* Provided data
---*---
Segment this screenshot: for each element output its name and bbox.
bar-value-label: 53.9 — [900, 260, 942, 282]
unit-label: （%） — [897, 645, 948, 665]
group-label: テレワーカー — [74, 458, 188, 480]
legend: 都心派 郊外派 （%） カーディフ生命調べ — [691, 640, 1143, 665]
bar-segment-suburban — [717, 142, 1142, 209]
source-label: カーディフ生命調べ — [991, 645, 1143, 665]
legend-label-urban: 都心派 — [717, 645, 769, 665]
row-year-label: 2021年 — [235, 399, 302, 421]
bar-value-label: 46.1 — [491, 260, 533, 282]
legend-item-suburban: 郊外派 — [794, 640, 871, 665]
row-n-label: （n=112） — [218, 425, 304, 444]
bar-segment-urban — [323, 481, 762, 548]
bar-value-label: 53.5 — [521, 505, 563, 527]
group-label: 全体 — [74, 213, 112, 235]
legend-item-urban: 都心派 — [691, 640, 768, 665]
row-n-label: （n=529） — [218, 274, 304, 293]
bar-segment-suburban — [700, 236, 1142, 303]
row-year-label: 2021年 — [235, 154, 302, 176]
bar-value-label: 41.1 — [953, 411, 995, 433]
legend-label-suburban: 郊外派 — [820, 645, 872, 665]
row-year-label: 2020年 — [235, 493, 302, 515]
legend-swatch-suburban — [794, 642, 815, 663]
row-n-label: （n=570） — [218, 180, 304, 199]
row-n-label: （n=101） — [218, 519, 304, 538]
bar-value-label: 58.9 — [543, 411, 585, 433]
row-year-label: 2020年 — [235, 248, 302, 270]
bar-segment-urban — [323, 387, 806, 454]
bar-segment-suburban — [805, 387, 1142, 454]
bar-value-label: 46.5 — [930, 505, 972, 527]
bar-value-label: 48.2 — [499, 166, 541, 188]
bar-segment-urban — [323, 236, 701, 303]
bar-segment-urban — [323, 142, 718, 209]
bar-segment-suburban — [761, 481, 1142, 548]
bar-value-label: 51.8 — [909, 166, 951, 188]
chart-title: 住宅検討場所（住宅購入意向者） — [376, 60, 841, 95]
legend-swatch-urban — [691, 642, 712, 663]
---*---
* Direction
Copy all of the entries above line for line, keeping every character, number and space unchanged.

* Written solution
Segment this screenshot: for each element output its name and bbox.
bar-value-label: 53.9 — [900, 260, 942, 282]
unit-label: （%） — [897, 645, 948, 665]
group-label: テレワーカー — [74, 458, 188, 480]
legend: 都心派 郊外派 （%） カーディフ生命調べ — [691, 640, 1143, 665]
bar-segment-suburban — [717, 142, 1142, 209]
source-label: カーディフ生命調べ — [991, 645, 1143, 665]
legend-label-urban: 都心派 — [717, 645, 769, 665]
row-year-label: 2021年 — [235, 399, 302, 421]
bar-value-label: 46.1 — [491, 260, 533, 282]
legend-item-suburban: 郊外派 — [794, 640, 871, 665]
row-n-label: （n=112） — [218, 425, 304, 444]
bar-segment-urban — [323, 481, 762, 548]
bar-value-label: 53.5 — [521, 505, 563, 527]
group-label: 全体 — [74, 213, 112, 235]
legend-item-urban: 都心派 — [691, 640, 768, 665]
row-n-label: （n=529） — [218, 274, 304, 293]
bar-segment-suburban — [700, 236, 1142, 303]
row-year-label: 2021年 — [235, 154, 302, 176]
bar-value-label: 41.1 — [953, 411, 995, 433]
legend-label-suburban: 郊外派 — [820, 645, 872, 665]
row-year-label: 2020年 — [235, 493, 302, 515]
legend-swatch-suburban — [794, 642, 815, 663]
row-n-label: （n=570） — [218, 180, 304, 199]
row-n-label: （n=101） — [218, 519, 304, 538]
bar-value-label: 58.9 — [543, 411, 585, 433]
row-year-label: 2020年 — [235, 248, 302, 270]
bar-segment-urban — [323, 387, 806, 454]
bar-segment-suburban — [805, 387, 1142, 454]
bar-value-label: 46.5 — [930, 505, 972, 527]
bar-value-label: 48.2 — [499, 166, 541, 188]
bar-segment-urban — [323, 236, 701, 303]
bar-segment-urban — [323, 142, 718, 209]
bar-segment-suburban — [761, 481, 1142, 548]
bar-value-label: 51.8 — [909, 166, 951, 188]
chart-title: 住宅検討場所（住宅購入意向者） — [376, 60, 841, 95]
legend-swatch-urban — [691, 642, 712, 663]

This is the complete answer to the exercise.